## TRY IT
In full and without deviation, write out the entries that follow.

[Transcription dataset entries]
----------------

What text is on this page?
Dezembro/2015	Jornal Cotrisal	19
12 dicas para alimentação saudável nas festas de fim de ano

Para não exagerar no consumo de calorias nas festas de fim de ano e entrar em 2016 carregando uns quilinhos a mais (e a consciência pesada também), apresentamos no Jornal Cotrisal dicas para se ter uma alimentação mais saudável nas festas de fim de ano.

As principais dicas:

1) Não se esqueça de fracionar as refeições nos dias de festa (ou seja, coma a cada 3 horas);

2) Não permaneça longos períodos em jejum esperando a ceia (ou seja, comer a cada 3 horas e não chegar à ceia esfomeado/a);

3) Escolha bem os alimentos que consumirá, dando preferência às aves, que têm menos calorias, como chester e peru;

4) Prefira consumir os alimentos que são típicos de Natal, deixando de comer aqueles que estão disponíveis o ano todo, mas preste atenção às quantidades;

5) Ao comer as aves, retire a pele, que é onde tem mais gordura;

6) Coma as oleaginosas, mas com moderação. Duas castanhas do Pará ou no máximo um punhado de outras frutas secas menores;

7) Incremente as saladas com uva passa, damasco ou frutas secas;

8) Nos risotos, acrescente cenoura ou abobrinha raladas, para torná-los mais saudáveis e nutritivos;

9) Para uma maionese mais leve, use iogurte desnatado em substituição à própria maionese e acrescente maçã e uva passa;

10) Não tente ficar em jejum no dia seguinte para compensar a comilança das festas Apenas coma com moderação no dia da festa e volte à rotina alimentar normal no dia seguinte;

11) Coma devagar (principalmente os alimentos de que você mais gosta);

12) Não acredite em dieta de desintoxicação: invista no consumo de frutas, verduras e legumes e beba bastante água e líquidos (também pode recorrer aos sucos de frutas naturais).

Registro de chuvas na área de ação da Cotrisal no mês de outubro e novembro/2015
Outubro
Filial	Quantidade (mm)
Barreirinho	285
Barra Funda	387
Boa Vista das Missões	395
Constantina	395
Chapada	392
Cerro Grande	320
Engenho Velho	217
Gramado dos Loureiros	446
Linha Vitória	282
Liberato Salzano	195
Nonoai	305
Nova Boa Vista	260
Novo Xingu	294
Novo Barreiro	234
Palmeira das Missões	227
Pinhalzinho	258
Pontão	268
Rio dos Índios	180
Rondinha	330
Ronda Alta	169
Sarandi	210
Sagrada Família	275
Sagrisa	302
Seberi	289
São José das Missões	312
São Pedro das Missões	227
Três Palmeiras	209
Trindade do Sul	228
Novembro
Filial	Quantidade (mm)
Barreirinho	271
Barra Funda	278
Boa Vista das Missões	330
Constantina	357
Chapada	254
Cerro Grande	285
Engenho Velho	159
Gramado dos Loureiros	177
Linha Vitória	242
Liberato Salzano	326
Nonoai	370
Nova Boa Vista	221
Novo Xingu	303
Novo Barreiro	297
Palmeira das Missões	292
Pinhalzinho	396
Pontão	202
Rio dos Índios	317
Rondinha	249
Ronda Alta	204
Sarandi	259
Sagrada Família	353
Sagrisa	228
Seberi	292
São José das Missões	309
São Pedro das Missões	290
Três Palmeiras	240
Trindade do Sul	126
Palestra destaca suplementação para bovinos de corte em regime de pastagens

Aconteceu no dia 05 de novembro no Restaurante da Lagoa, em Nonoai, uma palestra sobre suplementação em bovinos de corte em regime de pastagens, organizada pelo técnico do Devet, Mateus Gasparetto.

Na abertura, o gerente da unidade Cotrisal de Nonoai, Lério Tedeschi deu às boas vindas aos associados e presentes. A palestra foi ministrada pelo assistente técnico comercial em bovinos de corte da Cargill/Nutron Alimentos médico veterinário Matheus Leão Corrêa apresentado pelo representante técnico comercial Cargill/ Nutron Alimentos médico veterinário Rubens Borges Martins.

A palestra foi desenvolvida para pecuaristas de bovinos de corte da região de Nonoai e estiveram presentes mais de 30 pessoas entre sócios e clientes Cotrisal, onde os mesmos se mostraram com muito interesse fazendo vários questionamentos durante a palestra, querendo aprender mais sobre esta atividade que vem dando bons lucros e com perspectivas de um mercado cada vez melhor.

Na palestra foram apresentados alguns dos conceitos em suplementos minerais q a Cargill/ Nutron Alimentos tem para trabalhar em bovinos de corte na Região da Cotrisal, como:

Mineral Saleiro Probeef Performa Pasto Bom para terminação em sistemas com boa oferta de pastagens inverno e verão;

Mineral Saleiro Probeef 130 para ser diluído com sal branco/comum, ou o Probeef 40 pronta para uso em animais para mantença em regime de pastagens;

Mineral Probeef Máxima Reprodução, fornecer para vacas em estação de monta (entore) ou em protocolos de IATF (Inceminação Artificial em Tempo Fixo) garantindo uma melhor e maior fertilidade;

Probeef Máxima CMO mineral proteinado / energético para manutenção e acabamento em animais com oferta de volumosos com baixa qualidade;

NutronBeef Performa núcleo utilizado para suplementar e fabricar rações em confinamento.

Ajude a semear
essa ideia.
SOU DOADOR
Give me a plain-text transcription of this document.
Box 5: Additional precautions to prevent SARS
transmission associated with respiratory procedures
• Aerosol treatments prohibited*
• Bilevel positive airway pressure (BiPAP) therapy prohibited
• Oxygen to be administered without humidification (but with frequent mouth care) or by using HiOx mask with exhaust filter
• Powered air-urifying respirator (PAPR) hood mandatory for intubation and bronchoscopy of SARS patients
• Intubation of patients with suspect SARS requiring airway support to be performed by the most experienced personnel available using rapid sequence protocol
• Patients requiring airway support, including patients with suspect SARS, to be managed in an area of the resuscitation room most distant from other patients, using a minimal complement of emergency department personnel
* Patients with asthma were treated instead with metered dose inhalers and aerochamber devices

----------------

## SOLUTION
What text is on this page?
Dezembro/2015	Jornal Cotrisal	19
12 dicas para alimentação saudável nas festas de fim de ano

Para não exagerar no consumo de calorias nas festas de fim de ano e entrar em 2016 carregando uns quilinhos a mais (e a consciência pesada também), apresentamos no Jornal Cotrisal dicas para se ter uma alimentação mais saudável nas festas de fim de ano.

As principais dicas:

1) Não se esqueça de fracionar as refeições nos dias de festa (ou seja, coma a cada 3 horas);

2) Não permaneça longos períodos em jejum esperando a ceia (ou seja, comer a cada 3 horas e não chegar à ceia esfomeado/a);

3) Escolha bem os alimentos que consumirá, dando preferência às aves, que têm menos calorias, como chester e peru;

4) Prefira consumir os alimentos que são típicos de Natal, deixando de comer aqueles que estão disponíveis o ano todo, mas preste atenção às quantidades;

5) Ao comer as aves, retire a pele, que é onde tem mais gordura;

6) Coma as oleaginosas, mas com moderação. Duas castanhas do Pará ou no máximo um punhado de outras frutas secas menores;

7) Incremente as saladas com uva passa, damasco ou frutas secas;

8) Nos risotos, acrescente cenoura ou abobrinha raladas, para torná-los mais saudáveis e nutritivos;

9) Para uma maionese mais leve, use iogurte desnatado em substituição à própria maionese e acrescente maçã e uva passa;

10) Não tente ficar em jejum no dia seguinte para compensar a comilança das festas Apenas coma com moderação no dia da festa e volte à rotina alimentar normal no dia seguinte;

11) Coma devagar (principalmente os alimentos de que você mais gosta);

12) Não acredite em dieta de desintoxicação: invista no consumo de frutas, verduras e legumes e beba bastante água e líquidos (também pode recorrer aos sucos de frutas naturais).

Registro de chuvas na área de ação da Cotrisal no mês de outubro e novembro/2015
Outubro
Filial	Quantidade (mm)
Barreirinho	285
Barra Funda	387
Boa Vista das Missões	395
Constantina	395
Chapada	392
Cerro Grande	320
Engenho Velho	217
Gramado dos Loureiros	446
Linha Vitória	282
Liberato Salzano	195
Nonoai	305
Nova Boa Vista	260
Novo Xingu	294
Novo Barreiro	234
Palmeira das Missões	227
Pinhalzinho	258
Pontão	268
Rio dos Índios	180
Rondinha	330
Ronda Alta	169
Sarandi	210
Sagrada Família	275
Sagrisa	302
Seberi	289
São José das Missões	312
São Pedro das Missões	227
Três Palmeiras	209
Trindade do Sul	228
Novembro
Filial	Quantidade (mm)
Barreirinho	271
Barra Funda	278
Boa Vista das Missões	330
Constantina	357
Chapada	254
Cerro Grande	285
Engenho Velho	159
Gramado dos Loureiros	177
Linha Vitória	242
Liberato Salzano	326
Nonoai	370
Nova Boa Vista	221
Novo Xingu	303
Novo Barreiro	297
Palmeira das Missões	292
Pinhalzinho	396
Pontão	202
Rio dos Índios	317
Rondinha	249
Ronda Alta	204
Sarandi	259
Sagrada Família	353
Sagrisa	228
Seberi	292
São José das Missões	309
São Pedro das Missões	290
Três Palmeiras	240
Trindade do Sul	126
Palestra destaca suplementação para bovinos de corte em regime de pastagens

Aconteceu no dia 05 de novembro no Restaurante da Lagoa, em Nonoai, uma palestra sobre suplementação em bovinos de corte em regime de pastagens, organizada pelo técnico do Devet, Mateus Gasparetto.

Na abertura, o gerente da unidade Cotrisal de Nonoai, Lério Tedeschi deu às boas vindas aos associados e presentes. A palestra foi ministrada pelo assistente técnico comercial em bovinos de corte da Cargill/Nutron Alimentos médico veterinário Matheus Leão Corrêa apresentado pelo representante técnico comercial Cargill/ Nutron Alimentos médico veterinário Rubens Borges Martins.

A palestra foi desenvolvida para pecuaristas de bovinos de corte da região de Nonoai e estiveram presentes mais de 30 pessoas entre sócios e clientes Cotrisal, onde os mesmos se mostraram com muito interesse fazendo vários questionamentos durante a palestra, querendo aprender mais sobre esta atividade que vem dando bons lucros e com perspectivas de um mercado cada vez melhor.

Na palestra foram apresentados alguns dos conceitos em suplementos minerais q a Cargill/ Nutron Alimentos tem para trabalhar em bovinos de corte na Região da Cotrisal, como:

Mineral Saleiro Probeef Performa Pasto Bom para terminação em sistemas com boa oferta de pastagens inverno e verão;

Mineral Saleiro Probeef 130 para ser diluído com sal branco/comum, ou o Probeef 40 pronta para uso em animais para mantença em regime de pastagens;

Mineral Probeef Máxima Reprodução, fornecer para vacas em estação de monta (entore) ou em protocolos de IATF (Inceminação Artificial em Tempo Fixo) garantindo uma melhor e maior fertilidade;

Probeef Máxima CMO mineral proteinado / energético para manutenção e acabamento em animais com oferta de volumosos com baixa qualidade;

NutronBeef Performa núcleo utilizado para suplementar e fabricar rações em confinamento.

Ajude a semear
essa ideia.
SOU DOADOR
Give me a plain-text transcription of this document.
Box 5: Additional precautions to prevent SARS
transmission associated with respiratory procedures
• Aerosol treatments prohibited*
• Bilevel positive airway pressure (BiPAP) therapy prohibited
• Oxygen to be administered without humidification (but with frequent mouth care) or by using HiOx mask with exhaust filter
• Powered air-urifying respirator (PAPR) hood mandatory for intubation and bronchoscopy of SARS patients
• Intubation of patients with suspect SARS requiring airway support to be performed by the most experienced personnel available using rapid sequence protocol
• Patients requiring airway support, including patients with suspect SARS, to be managed in an area of the resuscitation room most distant from other patients, using a minimal complement of emergency department personnel
* Patients with asthma were treated instead with metered dose inhalers and aerochamber devices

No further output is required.